Record extracts
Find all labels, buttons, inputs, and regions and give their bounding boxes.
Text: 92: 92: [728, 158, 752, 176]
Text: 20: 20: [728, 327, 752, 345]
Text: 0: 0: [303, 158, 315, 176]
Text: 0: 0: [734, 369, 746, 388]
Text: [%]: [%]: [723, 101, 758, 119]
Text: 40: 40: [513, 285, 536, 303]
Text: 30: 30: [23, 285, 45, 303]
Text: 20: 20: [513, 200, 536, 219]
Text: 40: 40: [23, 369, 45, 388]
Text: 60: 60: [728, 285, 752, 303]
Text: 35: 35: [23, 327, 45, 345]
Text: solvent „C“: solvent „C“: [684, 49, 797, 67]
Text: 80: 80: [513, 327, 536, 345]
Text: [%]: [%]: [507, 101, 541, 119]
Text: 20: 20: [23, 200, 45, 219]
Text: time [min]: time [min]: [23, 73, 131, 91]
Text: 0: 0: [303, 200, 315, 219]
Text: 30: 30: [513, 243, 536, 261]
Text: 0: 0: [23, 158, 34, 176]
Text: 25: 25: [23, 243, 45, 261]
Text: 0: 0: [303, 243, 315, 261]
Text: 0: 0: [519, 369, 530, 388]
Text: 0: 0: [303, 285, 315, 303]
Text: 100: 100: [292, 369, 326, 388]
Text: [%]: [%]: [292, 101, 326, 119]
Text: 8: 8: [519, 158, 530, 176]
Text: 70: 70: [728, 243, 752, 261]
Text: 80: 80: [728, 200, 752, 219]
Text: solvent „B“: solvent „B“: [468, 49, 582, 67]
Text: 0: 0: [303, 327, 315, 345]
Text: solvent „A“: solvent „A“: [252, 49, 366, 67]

Problem to solve
Copy every line of the material above again, keeping each character unchanged.

Reply to the task
Find all labels, buttons, inputs, and regions and give their bounding boxes.
Text: 92: 92: [728, 158, 752, 176]
Text: 20: 20: [728, 327, 752, 345]
Text: 0: 0: [303, 158, 315, 176]
Text: 0: 0: [734, 369, 746, 388]
Text: [%]: [%]: [723, 101, 758, 119]
Text: 40: 40: [513, 285, 536, 303]
Text: 30: 30: [23, 285, 45, 303]
Text: 20: 20: [513, 200, 536, 219]
Text: 40: 40: [23, 369, 45, 388]
Text: 60: 60: [728, 285, 752, 303]
Text: 35: 35: [23, 327, 45, 345]
Text: solvent „C“: solvent „C“: [684, 49, 797, 67]
Text: 80: 80: [513, 327, 536, 345]
Text: [%]: [%]: [507, 101, 541, 119]
Text: 20: 20: [23, 200, 45, 219]
Text: time [min]: time [min]: [23, 73, 131, 91]
Text: 0: 0: [303, 200, 315, 219]
Text: 30: 30: [513, 243, 536, 261]
Text: 0: 0: [23, 158, 34, 176]
Text: 25: 25: [23, 243, 45, 261]
Text: 0: 0: [303, 243, 315, 261]
Text: 0: 0: [519, 369, 530, 388]
Text: 0: 0: [303, 285, 315, 303]
Text: 100: 100: [292, 369, 326, 388]
Text: [%]: [%]: [292, 101, 326, 119]
Text: 8: 8: [519, 158, 530, 176]
Text: 70: 70: [728, 243, 752, 261]
Text: 80: 80: [728, 200, 752, 219]
Text: solvent „B“: solvent „B“: [468, 49, 582, 67]
Text: 0: 0: [303, 327, 315, 345]
Text: solvent „A“: solvent „A“: [252, 49, 366, 67]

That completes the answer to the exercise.